• [Data records]:
:::
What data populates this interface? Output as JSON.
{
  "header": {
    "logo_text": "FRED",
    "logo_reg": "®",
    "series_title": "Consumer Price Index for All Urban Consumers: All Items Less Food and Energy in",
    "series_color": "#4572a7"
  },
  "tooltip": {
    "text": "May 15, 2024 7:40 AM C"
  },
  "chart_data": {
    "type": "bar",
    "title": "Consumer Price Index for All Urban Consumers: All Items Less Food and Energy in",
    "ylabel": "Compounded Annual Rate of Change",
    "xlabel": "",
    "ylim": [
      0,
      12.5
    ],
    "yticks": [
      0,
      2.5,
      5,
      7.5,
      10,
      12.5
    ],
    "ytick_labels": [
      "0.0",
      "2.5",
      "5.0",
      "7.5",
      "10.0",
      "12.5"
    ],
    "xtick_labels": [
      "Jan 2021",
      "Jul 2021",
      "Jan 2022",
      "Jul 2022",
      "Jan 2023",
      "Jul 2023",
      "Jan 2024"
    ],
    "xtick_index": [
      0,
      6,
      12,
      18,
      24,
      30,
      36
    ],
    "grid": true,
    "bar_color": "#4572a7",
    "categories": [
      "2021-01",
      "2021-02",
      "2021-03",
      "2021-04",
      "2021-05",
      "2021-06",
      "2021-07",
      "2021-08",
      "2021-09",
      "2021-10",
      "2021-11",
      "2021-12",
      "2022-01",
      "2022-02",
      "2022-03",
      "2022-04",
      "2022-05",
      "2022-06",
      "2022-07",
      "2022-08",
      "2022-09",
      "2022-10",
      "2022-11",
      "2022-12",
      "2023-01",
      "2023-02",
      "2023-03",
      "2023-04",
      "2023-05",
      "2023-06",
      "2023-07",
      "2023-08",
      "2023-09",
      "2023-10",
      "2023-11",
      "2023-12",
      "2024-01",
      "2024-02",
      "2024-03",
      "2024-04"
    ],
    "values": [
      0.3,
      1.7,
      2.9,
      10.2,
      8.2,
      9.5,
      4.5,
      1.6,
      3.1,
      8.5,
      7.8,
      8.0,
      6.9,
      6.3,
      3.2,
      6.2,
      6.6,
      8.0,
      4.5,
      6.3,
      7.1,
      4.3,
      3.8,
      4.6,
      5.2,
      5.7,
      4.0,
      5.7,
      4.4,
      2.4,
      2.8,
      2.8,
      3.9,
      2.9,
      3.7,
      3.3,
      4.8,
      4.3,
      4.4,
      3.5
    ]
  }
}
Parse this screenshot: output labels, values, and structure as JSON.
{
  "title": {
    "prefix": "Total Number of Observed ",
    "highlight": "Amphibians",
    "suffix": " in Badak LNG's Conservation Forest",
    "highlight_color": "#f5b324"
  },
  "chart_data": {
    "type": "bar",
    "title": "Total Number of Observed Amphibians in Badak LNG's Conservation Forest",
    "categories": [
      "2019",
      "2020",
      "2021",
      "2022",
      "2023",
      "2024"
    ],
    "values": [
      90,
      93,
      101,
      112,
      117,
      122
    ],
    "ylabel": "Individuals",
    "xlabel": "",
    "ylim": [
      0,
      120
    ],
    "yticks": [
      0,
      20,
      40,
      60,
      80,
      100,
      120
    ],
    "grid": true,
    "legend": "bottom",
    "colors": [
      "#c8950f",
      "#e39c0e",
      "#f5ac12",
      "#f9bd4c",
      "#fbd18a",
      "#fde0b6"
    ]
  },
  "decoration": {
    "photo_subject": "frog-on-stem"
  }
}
:::
• [Given problem]:
Find the line containing "Parse this screenshot: output" in the material above. Print it and every line after it through the end, exactly and only those.

• [Exercise output]:
Parse this screenshot: output labels, values, and structure as JSON.
{
  "title": {
    "prefix": "Total Number of Observed ",
    "highlight": "Amphibians",
    "suffix": " in Badak LNG's Conservation Forest",
    "highlight_color": "#f5b324"
  },
  "chart_data": {
    "type": "bar",
    "title": "Total Number of Observed Amphibians in Badak LNG's Conservation Forest",
    "categories": [
      "2019",
      "2020",
      "2021",
      "2022",
      "2023",
      "2024"
    ],
    "values": [
      90,
      93,
      101,
      112,
      117,
      122
    ],
    "ylabel": "Individuals",
    "xlabel": "",
    "ylim": [
      0,
      120
    ],
    "yticks": [
      0,
      20,
      40,
      60,
      80,
      100,
      120
    ],
    "grid": true,
    "legend": "bottom",
    "colors": [
      "#c8950f",
      "#e39c0e",
      "#f5ac12",
      "#f9bd4c",
      "#fbd18a",
      "#fde0b6"
    ]
  },
  "decoration": {
    "photo_subject": "frog-on-stem"
  }
}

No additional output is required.